● TASKS FOR THIS EXERCISE:
1. Answer these questions using the L34 summary:
(a) In which mice were the effects of L34 explored?
(b) For how many weeks was L34 fed daily?
(c) In which cells were pro-inflammatory cytokines and collagen expression assessed?
2. List every effect that the L34 summary attributes to pathogenic gut microbiota.
3. Return the part of the L34 summary starting at "Lactobacillus rhamnosus L34 attenuates" and ending at "5/6-nephrectomy (5/6Nx) mice.", copied without changes.

● PASSAGE SHOWN:
========================
Lactobacillus rhamnosus L34 attenuates chronic kidney disease progression. - GreenMedInfo Summary

BACKGROUND: Although pathogenic gut microbiota causes gut leakage, increases translocation of uremic toxins into circulation, and accelerates CKD progression, the local strain of Lactobacillus rhamnosus L34 (L34) might attenuate gut leakage. We explored the effects of L34 on kidney fibrosis and levels of gut-derived uremic toxins (GDUTs) in 5/6-nephrectomy (5/6Nx) mice.

METHODS: At 6 weeks post-5/6Nx in mice, either L34 (1 × 106 CFU) or phosphate buffer solution (as 5/6Nx control) were daily fed for 14 weeks. In vitro, the effects of L34-conditioned media with or without indoxyl sulfate (a representative GDUT) on inflammation and cell integrity (transepithelial electrical resistance; TEER) were assessed in Caco-2(enterocytes). In parallel, the effects as such on pro-inflammatory cytokines and collagen expression were assessed in HK2 proximal tubular cells.
========================
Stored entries
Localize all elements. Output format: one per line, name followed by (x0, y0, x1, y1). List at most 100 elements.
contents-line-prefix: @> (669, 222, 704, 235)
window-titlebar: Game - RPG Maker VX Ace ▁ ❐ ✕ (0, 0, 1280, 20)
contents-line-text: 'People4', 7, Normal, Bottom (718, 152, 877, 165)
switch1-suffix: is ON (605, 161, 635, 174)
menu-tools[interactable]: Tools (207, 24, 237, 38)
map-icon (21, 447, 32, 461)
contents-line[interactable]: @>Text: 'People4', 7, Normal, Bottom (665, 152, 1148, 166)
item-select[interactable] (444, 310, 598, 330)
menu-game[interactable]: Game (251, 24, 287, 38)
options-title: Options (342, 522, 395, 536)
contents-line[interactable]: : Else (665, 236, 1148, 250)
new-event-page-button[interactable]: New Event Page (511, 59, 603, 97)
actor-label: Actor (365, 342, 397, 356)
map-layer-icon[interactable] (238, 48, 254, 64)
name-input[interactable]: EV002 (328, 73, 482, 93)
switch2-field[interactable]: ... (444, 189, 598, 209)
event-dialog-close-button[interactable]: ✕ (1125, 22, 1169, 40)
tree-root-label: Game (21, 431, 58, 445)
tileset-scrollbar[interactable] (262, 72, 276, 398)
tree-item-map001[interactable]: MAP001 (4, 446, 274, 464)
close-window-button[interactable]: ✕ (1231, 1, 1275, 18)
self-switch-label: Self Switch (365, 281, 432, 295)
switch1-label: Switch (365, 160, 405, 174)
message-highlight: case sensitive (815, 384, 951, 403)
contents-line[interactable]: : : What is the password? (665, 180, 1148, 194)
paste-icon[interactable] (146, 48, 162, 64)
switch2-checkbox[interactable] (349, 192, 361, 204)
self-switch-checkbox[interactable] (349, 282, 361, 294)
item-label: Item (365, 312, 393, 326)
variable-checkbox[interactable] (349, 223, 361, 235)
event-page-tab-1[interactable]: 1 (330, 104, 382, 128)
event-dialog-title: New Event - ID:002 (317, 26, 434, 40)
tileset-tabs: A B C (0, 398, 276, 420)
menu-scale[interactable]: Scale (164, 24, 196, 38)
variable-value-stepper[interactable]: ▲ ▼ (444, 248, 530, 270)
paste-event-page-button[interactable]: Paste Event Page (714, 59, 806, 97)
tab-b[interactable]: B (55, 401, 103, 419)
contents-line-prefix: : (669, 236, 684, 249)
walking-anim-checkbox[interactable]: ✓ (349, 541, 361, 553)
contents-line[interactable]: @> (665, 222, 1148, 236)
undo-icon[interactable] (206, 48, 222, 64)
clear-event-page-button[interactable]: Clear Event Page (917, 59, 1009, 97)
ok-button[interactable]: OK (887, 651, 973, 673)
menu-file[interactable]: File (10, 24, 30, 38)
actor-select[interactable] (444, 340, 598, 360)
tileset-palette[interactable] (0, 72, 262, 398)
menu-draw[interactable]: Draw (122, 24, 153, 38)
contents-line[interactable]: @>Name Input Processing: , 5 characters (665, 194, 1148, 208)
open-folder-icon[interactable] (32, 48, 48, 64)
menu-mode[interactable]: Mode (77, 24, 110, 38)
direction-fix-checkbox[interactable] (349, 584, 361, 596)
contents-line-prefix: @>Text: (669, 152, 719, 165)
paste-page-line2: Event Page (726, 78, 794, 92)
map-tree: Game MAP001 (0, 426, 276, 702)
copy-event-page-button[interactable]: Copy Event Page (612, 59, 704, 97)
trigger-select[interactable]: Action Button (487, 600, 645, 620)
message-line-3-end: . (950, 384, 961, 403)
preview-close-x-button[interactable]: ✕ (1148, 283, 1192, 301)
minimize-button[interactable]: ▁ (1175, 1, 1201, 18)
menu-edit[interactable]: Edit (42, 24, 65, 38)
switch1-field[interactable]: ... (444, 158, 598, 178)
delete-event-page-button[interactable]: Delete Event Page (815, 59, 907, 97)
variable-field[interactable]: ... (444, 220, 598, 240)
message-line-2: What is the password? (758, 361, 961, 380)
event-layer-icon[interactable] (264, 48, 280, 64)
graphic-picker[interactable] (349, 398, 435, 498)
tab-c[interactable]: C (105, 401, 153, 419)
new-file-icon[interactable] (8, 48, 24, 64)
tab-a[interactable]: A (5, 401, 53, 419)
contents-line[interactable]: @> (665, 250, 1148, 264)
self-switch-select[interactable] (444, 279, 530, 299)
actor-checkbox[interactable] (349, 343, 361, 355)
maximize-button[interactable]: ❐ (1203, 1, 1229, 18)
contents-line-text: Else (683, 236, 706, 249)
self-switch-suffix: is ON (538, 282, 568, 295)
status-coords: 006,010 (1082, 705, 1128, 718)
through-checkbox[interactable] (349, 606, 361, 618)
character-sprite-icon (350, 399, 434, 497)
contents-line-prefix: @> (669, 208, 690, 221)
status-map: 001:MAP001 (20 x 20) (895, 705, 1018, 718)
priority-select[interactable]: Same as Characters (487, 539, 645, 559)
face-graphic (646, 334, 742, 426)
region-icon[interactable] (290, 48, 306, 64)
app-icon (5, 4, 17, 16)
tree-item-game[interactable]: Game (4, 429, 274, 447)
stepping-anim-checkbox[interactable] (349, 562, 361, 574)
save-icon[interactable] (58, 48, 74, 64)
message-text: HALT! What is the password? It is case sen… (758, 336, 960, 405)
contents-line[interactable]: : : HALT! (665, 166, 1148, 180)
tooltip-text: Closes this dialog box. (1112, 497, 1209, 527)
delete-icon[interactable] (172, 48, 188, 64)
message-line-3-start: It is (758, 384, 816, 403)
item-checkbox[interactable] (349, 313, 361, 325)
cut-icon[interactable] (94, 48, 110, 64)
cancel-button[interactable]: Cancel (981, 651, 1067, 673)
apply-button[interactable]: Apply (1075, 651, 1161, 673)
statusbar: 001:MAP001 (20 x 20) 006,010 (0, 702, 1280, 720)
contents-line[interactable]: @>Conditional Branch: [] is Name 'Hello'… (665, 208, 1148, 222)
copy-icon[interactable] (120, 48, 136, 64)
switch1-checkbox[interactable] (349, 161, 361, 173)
========================
● TASK-BY-TASK ANSWERS:
1.
(a) 5/6-nephrectomy (5/6Nx) mice
(b) 14 weeks
(c) HK2 proximal tubular cells

2.
- Causes gut leakage
- Increases translocation of uremic toxins into circulation
- Accelerates CKD progression

3.
Lactobacillus rhamnosus L34 attenuates chronic kidney disease progression. - GreenMedInfo Summary

BACKGROUND: Although pathogenic gut microbiota causes gut leakage, increases translocation of uremic toxins into circulation, and accelerates CKD progression, the local strain of Lactobacillus rhamnosus L34 (L34) might attenuate gut leakage. We explored the effects of L34 on kidney fibrosis and levels of gut-derived uremic toxins (GDUTs) in 5/6-nephrectomy (5/6Nx) mice.